[Aufgabe 1] Nenne alle Wörter und Wortgruppen im Textauszug, die das Wort „Jazz“ enthalten.

[Textauszug]

Jürg Solothurnmann (1980)

Zwischen Erfolg und Frustration

Free Music Production – ein Bollwerk der Kreativität

Der Free Jazz oder Avantgarde-Jazz besteht offiziell als Tendenz schon seit mehr als 20 Jahren – für die flexible, auf sozio-ökonomische Wandlungen schnell reagierende Jazzmusik eine beträchtliche Zeitspanne. Auch die Berliner „Free Music Production (FMP)“, eine unabhängige Schallplatten- und Konzertorganisation, befindet sich bereits im elften Jahr ihrer Existenz, und mag dadurch verleitet werden, ihren Bestand schon als garantiert hinzunehmen.

[Auflistung]
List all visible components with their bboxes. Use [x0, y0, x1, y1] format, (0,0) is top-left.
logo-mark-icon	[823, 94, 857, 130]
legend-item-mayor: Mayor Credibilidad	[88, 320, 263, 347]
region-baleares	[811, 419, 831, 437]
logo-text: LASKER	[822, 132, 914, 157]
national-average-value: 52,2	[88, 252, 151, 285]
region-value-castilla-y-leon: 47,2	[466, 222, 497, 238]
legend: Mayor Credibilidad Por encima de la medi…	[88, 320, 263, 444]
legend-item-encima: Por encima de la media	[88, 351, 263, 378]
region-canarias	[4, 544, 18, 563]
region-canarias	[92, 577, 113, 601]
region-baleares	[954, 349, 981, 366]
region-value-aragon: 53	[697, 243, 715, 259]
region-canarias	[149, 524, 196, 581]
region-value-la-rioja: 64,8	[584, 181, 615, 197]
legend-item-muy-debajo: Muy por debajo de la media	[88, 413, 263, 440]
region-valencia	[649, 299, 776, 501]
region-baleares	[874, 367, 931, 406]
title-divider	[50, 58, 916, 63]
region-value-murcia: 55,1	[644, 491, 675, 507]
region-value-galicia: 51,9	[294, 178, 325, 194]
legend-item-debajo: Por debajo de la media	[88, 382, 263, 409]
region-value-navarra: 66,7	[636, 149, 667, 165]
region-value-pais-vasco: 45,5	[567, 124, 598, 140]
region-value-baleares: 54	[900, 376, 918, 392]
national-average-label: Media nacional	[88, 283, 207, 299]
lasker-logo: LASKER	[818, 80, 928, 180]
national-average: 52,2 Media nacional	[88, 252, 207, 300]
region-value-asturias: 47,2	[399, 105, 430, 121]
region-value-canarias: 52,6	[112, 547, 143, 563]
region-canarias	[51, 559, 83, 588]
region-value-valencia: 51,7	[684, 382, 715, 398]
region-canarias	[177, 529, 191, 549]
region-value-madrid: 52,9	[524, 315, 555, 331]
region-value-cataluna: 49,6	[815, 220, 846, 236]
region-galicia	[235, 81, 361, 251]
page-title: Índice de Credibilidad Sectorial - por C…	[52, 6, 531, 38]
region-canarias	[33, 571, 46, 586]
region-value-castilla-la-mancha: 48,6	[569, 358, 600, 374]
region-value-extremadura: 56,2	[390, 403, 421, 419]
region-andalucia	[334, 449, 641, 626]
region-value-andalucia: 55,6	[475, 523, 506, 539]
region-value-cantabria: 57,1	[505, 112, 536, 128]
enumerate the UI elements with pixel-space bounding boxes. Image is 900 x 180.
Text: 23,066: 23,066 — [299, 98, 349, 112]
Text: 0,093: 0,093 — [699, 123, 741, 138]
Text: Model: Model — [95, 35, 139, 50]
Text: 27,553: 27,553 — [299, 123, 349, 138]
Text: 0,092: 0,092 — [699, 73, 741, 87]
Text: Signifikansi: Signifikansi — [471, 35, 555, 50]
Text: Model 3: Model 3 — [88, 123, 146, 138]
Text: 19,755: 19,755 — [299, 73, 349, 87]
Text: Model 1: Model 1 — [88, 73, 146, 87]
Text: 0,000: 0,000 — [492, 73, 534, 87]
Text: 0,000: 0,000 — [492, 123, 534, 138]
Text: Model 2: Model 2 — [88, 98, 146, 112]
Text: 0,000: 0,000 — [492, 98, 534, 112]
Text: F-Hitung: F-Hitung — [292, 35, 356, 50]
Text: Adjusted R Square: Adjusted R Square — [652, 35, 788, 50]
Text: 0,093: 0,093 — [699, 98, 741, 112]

[Aufgabe 2] Schreibe aus der Auflistung alles vom ersten Eintrag bis hinunter zur Zeile mit „Text: 23,066: 23,066 — [299, 98, 349, 112]“ einschließlich unverändert ab.

[Musterlösung 1] Free Jazz, Avantgarde-Jazz, Jazzmusik

[Musterlösung 2]
List all visible components with their bboxes. Use [x0, y0, x1, y1] format, (0,0) is top-left.
logo-mark-icon	[823, 94, 857, 130]
legend-item-mayor: Mayor Credibilidad	[88, 320, 263, 347]
region-baleares	[811, 419, 831, 437]
logo-text: LASKER	[822, 132, 914, 157]
national-average-value: 52,2	[88, 252, 151, 285]
region-value-castilla-y-leon: 47,2	[466, 222, 497, 238]
legend: Mayor Credibilidad Por encima de la medi…	[88, 320, 263, 444]
legend-item-encima: Por encima de la media	[88, 351, 263, 378]
region-canarias	[4, 544, 18, 563]
region-canarias	[92, 577, 113, 601]
region-baleares	[954, 349, 981, 366]
region-value-aragon: 53	[697, 243, 715, 259]
region-canarias	[149, 524, 196, 581]
region-value-la-rioja: 64,8	[584, 181, 615, 197]
legend-item-muy-debajo: Muy por debajo de la media	[88, 413, 263, 440]
region-valencia	[649, 299, 776, 501]
region-baleares	[874, 367, 931, 406]
title-divider	[50, 58, 916, 63]
region-value-murcia: 55,1	[644, 491, 675, 507]
region-value-galicia: 51,9	[294, 178, 325, 194]
legend-item-debajo: Por debajo de la media	[88, 382, 263, 409]
region-value-navarra: 66,7	[636, 149, 667, 165]
region-value-pais-vasco: 45,5	[567, 124, 598, 140]
region-value-baleares: 54	[900, 376, 918, 392]
national-average-label: Media nacional	[88, 283, 207, 299]
lasker-logo: LASKER	[818, 80, 928, 180]
national-average: 52,2 Media nacional	[88, 252, 207, 300]
region-value-asturias: 47,2	[399, 105, 430, 121]
region-value-canarias: 52,6	[112, 547, 143, 563]
region-canarias	[51, 559, 83, 588]
region-value-valencia: 51,7	[684, 382, 715, 398]
region-canarias	[177, 529, 191, 549]
region-value-madrid: 52,9	[524, 315, 555, 331]
region-value-cataluna: 49,6	[815, 220, 846, 236]
region-galicia	[235, 81, 361, 251]
page-title: Índice de Credibilidad Sectorial - por C…	[52, 6, 531, 38]
region-canarias	[33, 571, 46, 586]
region-value-castilla-la-mancha: 48,6	[569, 358, 600, 374]
region-value-extremadura: 56,2	[390, 403, 421, 419]
region-andalucia	[334, 449, 641, 626]
region-value-andalucia: 55,6	[475, 523, 506, 539]
region-value-cantabria: 57,1	[505, 112, 536, 128]
enumerate the UI elements with pixel-space bounding boxes. Image is 900 x 180.
Text: 23,066: 23,066 — [299, 98, 349, 112]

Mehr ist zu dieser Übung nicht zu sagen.